TASK INPUTS
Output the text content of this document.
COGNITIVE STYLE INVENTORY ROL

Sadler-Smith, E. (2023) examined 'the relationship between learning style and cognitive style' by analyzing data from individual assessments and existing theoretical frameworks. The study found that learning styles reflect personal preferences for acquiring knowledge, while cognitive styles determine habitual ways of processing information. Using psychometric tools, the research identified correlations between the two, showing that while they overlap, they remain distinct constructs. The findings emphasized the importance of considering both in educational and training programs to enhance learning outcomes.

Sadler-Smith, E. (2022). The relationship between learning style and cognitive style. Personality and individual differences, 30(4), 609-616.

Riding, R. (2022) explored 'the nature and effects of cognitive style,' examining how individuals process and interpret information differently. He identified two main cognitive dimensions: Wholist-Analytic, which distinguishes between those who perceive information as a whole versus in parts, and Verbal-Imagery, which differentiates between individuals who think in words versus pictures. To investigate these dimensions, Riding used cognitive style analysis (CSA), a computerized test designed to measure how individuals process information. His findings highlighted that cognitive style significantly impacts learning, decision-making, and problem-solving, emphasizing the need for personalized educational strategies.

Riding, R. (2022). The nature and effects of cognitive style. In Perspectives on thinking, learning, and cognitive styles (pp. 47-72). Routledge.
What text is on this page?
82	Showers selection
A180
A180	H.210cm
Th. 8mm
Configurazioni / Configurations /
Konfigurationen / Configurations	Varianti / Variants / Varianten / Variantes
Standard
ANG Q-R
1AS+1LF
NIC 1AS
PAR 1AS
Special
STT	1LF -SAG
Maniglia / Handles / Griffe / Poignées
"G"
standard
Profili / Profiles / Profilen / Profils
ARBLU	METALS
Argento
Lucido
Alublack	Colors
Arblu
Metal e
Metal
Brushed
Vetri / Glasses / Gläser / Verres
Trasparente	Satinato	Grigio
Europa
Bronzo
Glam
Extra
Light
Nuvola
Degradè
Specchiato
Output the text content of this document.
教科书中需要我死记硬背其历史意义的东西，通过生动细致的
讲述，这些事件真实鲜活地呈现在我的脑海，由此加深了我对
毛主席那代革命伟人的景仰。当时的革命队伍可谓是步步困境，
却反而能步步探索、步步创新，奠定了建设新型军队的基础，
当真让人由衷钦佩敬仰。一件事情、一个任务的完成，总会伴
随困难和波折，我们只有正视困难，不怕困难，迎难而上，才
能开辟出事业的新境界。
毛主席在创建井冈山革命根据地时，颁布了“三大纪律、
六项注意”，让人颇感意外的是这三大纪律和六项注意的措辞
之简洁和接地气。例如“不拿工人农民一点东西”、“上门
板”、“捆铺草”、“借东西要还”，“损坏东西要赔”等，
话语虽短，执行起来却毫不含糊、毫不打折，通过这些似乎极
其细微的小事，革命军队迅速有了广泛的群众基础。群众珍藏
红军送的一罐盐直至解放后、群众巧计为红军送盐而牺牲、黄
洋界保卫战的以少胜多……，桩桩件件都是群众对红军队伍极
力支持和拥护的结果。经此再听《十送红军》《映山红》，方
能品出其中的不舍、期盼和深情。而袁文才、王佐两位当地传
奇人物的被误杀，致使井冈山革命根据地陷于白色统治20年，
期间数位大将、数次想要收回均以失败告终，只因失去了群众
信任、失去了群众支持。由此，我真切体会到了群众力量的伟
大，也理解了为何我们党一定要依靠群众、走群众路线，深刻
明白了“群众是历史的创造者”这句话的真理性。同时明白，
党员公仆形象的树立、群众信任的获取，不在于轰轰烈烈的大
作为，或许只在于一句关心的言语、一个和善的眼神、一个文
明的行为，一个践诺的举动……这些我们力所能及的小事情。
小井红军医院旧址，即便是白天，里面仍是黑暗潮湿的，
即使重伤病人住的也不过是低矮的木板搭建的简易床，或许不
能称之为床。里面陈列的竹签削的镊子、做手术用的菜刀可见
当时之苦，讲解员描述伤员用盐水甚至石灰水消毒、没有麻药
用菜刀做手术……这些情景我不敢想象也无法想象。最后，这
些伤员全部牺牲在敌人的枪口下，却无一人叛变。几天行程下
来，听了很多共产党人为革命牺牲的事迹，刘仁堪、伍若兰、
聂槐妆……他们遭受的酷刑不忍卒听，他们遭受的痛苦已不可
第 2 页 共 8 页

WHAT THIS TASK INVOLVES
Above are the records. Copy every line in them holding "Configurations".

RESULT
Configurazioni / Configurations /
Konfigurationen / Configurations	Varianti / Variants / Varianten / Variantes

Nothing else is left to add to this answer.